**EXCERPTED TEXT**

Question

Suppose the risk-free rate is 4%, and the market risk premium is 5% [NOTE: market risk...

Suppose the risk-free rate is 4%, and the market risk premium is 5% [NOTE: market risk premium means the whole term of E(rm) - rf ]. Suppose you bought a share of stock at a price of $40 at the beginning of a year. The stock paid a dividend of $4 during this year and you sold the stock for $39 at the end of the year. Suppose the stock’s CAPM beta is 0.5. Based on the information above, we know that this stock has a __(i)__ and it was __(ii)__ at the beginning of the year?

Question 4 options:

A)

(i) positive alpha; (ii) underpriced

B)

(i) positive alpha; (ii) overpriced

C)

(i) negative alpha; (ii) underpriced

D)

**LISTED RECORDS**
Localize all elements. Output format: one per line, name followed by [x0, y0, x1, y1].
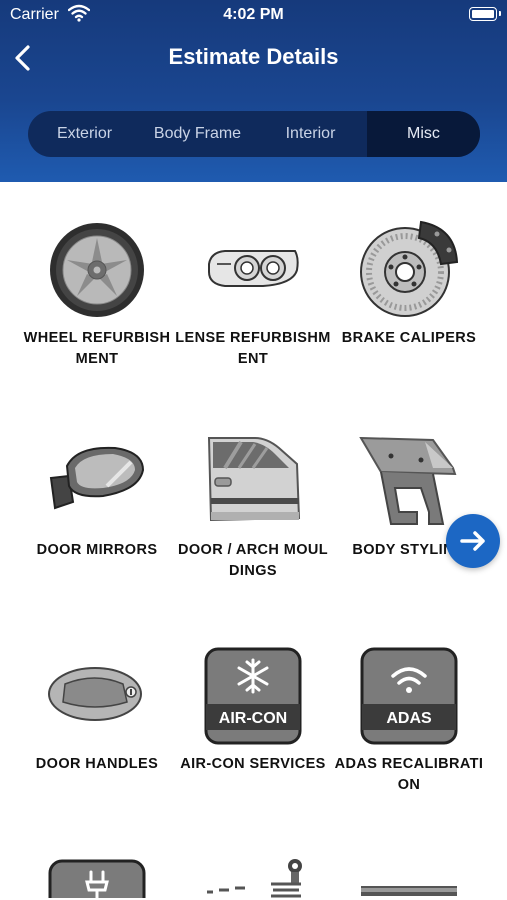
- tab-label: Misc: [407, 125, 440, 142]
- suspension-icon: [207, 859, 302, 898]
- side-mirror-icon: [49, 446, 145, 510]
- service-label: DOOR HANDLES: [35, 756, 159, 772]
- headlight-icon: [208, 250, 299, 287]
- tab-exterior[interactable]: Exterior: [28, 111, 141, 157]
- service-tile-alignment[interactable]: [331, 858, 487, 900]
- service-tile-door-handles[interactable]: DOOR HANDLES: [19, 646, 175, 826]
- battery-icon: [469, 7, 501, 21]
- service-tile-door-arch-mouldings[interactable]: DOOR / ARCH MOULDINGS: [175, 432, 331, 612]
- service-tile-wheel-refurbishment[interactable]: WHEEL REFURBISHMENT: [19, 220, 175, 400]
- service-tile-brake-calipers[interactable]: BRAKE CALIPERS: [331, 220, 487, 400]
- spoiler-icon: [359, 436, 457, 525]
- tab-label: Exterior: [56, 125, 113, 142]
- tab-label: Body Frame: [153, 125, 242, 142]
- service-label: DOOR / ARCH MOULDINGS: [177, 542, 329, 579]
- arrow-right-icon: [460, 531, 485, 551]
- tab-interior[interactable]: Interior: [254, 111, 367, 157]
- service-label: AIR-CON SERVICES: [180, 756, 326, 772]
- category-tabs: Exterior Body Frame Interior Misc: [28, 111, 480, 157]
- door-handle-icon: [48, 667, 142, 721]
- tab-label: Interior: [285, 125, 336, 142]
- status-bar: Carrier 4:02 PM: [0, 0, 507, 32]
- car-door-icon: [207, 437, 301, 522]
- service-tile-adas-recalibration[interactable]: ADAS ADAS RECALIBRATION: [331, 646, 487, 826]
- adas-badge: ADAS: [386, 710, 432, 727]
- brake-disc-icon: [360, 220, 459, 317]
- air-con-badge: AIR-CON: [219, 710, 287, 727]
- service-grid: WHEEL REFURBISHMENT LENSE REFURBISHMENT: [0, 182, 507, 900]
- ev-charging-icon: [48, 859, 146, 898]
- tab-body-frame[interactable]: Body Frame: [141, 111, 254, 157]
- page-title: Estimate Details: [168, 44, 339, 69]
- service-label: WHEEL REFURBISHMENT: [23, 330, 171, 367]
- adas-icon: ADAS: [360, 647, 458, 745]
- service-label: BRAKE CALIPERS: [341, 330, 477, 346]
- service-label: LENSE REFURBISHMENT: [175, 330, 331, 367]
- service-label: ADAS RECALIBRATION: [334, 756, 484, 793]
- service-tile-air-con-services[interactable]: AIR-CON AIR-CON SERVICES: [175, 646, 331, 826]
- header: Carrier 4:02 PM Estimate Details Exterio…: [0, 0, 507, 182]
- service-tile-door-mirrors[interactable]: DOOR MIRRORS: [19, 432, 175, 612]
- service-label: DOOR MIRRORS: [36, 542, 158, 558]
- tab-misc[interactable]: Misc: [367, 111, 480, 157]
- service-tile-ev-charging[interactable]: [19, 858, 175, 900]
- service-tile-suspension[interactable]: [175, 858, 331, 900]
- alignment-icon: [361, 886, 457, 896]
- air-con-icon: AIR-CON: [204, 647, 302, 745]
- service-tile-lense-refurbishment[interactable]: LENSE REFURBISHMENT: [175, 220, 331, 400]
- next-button[interactable]: [446, 514, 500, 568]
- clock: 4:02 PM: [223, 6, 284, 23]
- wheel-icon: [50, 223, 144, 317]
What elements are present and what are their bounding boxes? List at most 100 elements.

**WHAT TO DO**
1. Using the CAPM question, answer each part in one line.
(a) What risk-free rate does it assume?
(b) How large was the dividend the stock paid during the year?
(c) Which two terms does option B pair?
2. For each statement, say whether it agrees with the CAPM question, and quote the words that decide it.
(a) The share was sold for $39 at the end of the year.
(b) The stock's CAPM beta is 1.5.
(c) Option C pairs negative alpha with overpriced.

**RESPONSE LIST**
1.
(a) 4%
(b) $4
(c) Positive alpha and overpriced

2.
(a) Yes: "you sold the stock for $39 at the end of the year"
(b) No: "Suppose the stock’s CAPM beta is 0.5."
(c) No: "(i) negative alpha; (ii) underpriced"